| Given exercise |
Reproduce every row below verbatim, line for line, with no changes.

── Excerpted records ──

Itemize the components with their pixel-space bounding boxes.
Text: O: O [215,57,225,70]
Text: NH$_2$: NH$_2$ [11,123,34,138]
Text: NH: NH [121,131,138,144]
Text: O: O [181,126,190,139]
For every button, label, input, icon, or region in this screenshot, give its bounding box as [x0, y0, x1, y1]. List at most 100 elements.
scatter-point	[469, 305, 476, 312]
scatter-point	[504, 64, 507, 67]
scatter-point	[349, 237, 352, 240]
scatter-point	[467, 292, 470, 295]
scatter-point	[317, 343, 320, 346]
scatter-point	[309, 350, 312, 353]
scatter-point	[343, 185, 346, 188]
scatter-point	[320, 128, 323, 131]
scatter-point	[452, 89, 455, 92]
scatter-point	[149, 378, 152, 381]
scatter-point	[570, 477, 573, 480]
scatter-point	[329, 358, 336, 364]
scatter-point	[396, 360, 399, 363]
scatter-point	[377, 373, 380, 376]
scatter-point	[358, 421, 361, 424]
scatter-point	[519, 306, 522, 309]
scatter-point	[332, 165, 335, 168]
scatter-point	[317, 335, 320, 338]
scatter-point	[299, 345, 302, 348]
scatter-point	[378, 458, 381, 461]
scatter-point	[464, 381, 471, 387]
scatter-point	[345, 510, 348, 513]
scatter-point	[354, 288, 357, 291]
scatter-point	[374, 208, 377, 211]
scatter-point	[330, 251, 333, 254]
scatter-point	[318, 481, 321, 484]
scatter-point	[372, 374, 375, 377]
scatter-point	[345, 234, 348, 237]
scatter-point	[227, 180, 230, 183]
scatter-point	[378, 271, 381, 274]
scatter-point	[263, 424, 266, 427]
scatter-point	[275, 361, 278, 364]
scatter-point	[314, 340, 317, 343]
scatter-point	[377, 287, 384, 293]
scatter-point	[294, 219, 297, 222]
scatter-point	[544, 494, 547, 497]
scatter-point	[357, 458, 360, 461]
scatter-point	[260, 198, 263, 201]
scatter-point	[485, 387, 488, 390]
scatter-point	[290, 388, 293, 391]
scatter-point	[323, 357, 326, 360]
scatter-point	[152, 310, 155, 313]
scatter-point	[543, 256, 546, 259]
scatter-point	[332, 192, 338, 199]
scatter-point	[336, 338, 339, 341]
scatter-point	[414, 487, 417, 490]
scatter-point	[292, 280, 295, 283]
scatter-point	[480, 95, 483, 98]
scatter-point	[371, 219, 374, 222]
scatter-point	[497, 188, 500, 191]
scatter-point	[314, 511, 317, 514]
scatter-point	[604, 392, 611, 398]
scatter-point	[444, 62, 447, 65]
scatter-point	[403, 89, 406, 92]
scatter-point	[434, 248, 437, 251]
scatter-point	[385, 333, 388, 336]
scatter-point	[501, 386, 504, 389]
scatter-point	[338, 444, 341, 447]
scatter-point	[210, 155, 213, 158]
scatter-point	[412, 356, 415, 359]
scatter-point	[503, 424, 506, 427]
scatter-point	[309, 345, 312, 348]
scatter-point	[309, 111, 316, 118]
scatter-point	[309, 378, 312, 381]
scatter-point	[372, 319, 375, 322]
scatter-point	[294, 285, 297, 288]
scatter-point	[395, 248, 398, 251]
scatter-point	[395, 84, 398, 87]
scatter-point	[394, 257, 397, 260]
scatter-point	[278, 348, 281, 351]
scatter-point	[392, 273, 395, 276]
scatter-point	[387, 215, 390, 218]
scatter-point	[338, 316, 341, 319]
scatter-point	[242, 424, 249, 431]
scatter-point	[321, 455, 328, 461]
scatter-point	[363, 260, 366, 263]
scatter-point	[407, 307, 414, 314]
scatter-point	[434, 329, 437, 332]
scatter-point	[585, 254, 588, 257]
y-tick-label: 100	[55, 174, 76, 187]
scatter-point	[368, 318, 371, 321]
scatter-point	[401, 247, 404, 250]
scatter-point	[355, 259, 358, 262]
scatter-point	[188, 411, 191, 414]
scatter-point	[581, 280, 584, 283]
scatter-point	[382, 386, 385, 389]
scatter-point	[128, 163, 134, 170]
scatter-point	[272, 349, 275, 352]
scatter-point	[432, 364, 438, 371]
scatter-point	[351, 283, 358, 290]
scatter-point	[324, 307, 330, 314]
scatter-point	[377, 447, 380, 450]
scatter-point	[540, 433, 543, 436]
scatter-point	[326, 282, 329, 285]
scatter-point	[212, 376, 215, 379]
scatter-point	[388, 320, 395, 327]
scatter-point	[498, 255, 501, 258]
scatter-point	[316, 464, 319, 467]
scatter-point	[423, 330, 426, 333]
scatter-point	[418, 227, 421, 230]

───

| Solution for this exercise |
Itemize the components with their pixel-space bounding boxes.
Text: O: O [215,57,225,70]
Text: NH$_2$: NH$_2$ [11,123,34,138]
Text: NH: NH [121,131,138,144]
Text: O: O [181,126,190,139]
For every button, label, input, icon, or region in this screenshot, give its bounding box as [x0, y0, x1, y1]. List at most 100 elements.
scatter-point	[469, 305, 476, 312]
scatter-point	[504, 64, 507, 67]
scatter-point	[349, 237, 352, 240]
scatter-point	[467, 292, 470, 295]
scatter-point	[317, 343, 320, 346]
scatter-point	[309, 350, 312, 353]
scatter-point	[343, 185, 346, 188]
scatter-point	[320, 128, 323, 131]
scatter-point	[452, 89, 455, 92]
scatter-point	[149, 378, 152, 381]
scatter-point	[570, 477, 573, 480]
scatter-point	[329, 358, 336, 364]
scatter-point	[396, 360, 399, 363]
scatter-point	[377, 373, 380, 376]
scatter-point	[358, 421, 361, 424]
scatter-point	[519, 306, 522, 309]
scatter-point	[332, 165, 335, 168]
scatter-point	[317, 335, 320, 338]
scatter-point	[299, 345, 302, 348]
scatter-point	[378, 458, 381, 461]
scatter-point	[464, 381, 471, 387]
scatter-point	[345, 510, 348, 513]
scatter-point	[354, 288, 357, 291]
scatter-point	[374, 208, 377, 211]
scatter-point	[330, 251, 333, 254]
scatter-point	[318, 481, 321, 484]
scatter-point	[372, 374, 375, 377]
scatter-point	[345, 234, 348, 237]
scatter-point	[227, 180, 230, 183]
scatter-point	[378, 271, 381, 274]
scatter-point	[263, 424, 266, 427]
scatter-point	[275, 361, 278, 364]
scatter-point	[314, 340, 317, 343]
scatter-point	[377, 287, 384, 293]
scatter-point	[294, 219, 297, 222]
scatter-point	[544, 494, 547, 497]
scatter-point	[357, 458, 360, 461]
scatter-point	[260, 198, 263, 201]
scatter-point	[485, 387, 488, 390]
scatter-point	[290, 388, 293, 391]
scatter-point	[323, 357, 326, 360]
scatter-point	[152, 310, 155, 313]
scatter-point	[543, 256, 546, 259]
scatter-point	[332, 192, 338, 199]
scatter-point	[336, 338, 339, 341]
scatter-point	[414, 487, 417, 490]
scatter-point	[292, 280, 295, 283]
scatter-point	[480, 95, 483, 98]
scatter-point	[371, 219, 374, 222]
scatter-point	[497, 188, 500, 191]
scatter-point	[314, 511, 317, 514]
scatter-point	[604, 392, 611, 398]
scatter-point	[444, 62, 447, 65]
scatter-point	[403, 89, 406, 92]
scatter-point	[434, 248, 437, 251]
scatter-point	[385, 333, 388, 336]
scatter-point	[501, 386, 504, 389]
scatter-point	[338, 444, 341, 447]
scatter-point	[210, 155, 213, 158]
scatter-point	[412, 356, 415, 359]
scatter-point	[503, 424, 506, 427]
scatter-point	[309, 345, 312, 348]
scatter-point	[309, 111, 316, 118]
scatter-point	[309, 378, 312, 381]
scatter-point	[372, 319, 375, 322]
scatter-point	[294, 285, 297, 288]
scatter-point	[395, 248, 398, 251]
scatter-point	[395, 84, 398, 87]
scatter-point	[394, 257, 397, 260]
scatter-point	[278, 348, 281, 351]
scatter-point	[392, 273, 395, 276]
scatter-point	[387, 215, 390, 218]
scatter-point	[338, 316, 341, 319]
scatter-point	[242, 424, 249, 431]
scatter-point	[321, 455, 328, 461]
scatter-point	[363, 260, 366, 263]
scatter-point	[407, 307, 414, 314]
scatter-point	[434, 329, 437, 332]
scatter-point	[585, 254, 588, 257]
y-tick-label: 100	[55, 174, 76, 187]
scatter-point	[368, 318, 371, 321]
scatter-point	[401, 247, 404, 250]
scatter-point	[355, 259, 358, 262]
scatter-point	[188, 411, 191, 414]
scatter-point	[581, 280, 584, 283]
scatter-point	[382, 386, 385, 389]
scatter-point	[128, 163, 134, 170]
scatter-point	[272, 349, 275, 352]
scatter-point	[432, 364, 438, 371]
scatter-point	[351, 283, 358, 290]
scatter-point	[324, 307, 330, 314]
scatter-point	[377, 447, 380, 450]
scatter-point	[540, 433, 543, 436]
scatter-point	[326, 282, 329, 285]
scatter-point	[212, 376, 215, 379]
scatter-point	[388, 320, 395, 327]
scatter-point	[498, 255, 501, 258]
scatter-point	[316, 464, 319, 467]
scatter-point	[423, 330, 426, 333]
scatter-point	[418, 227, 421, 230]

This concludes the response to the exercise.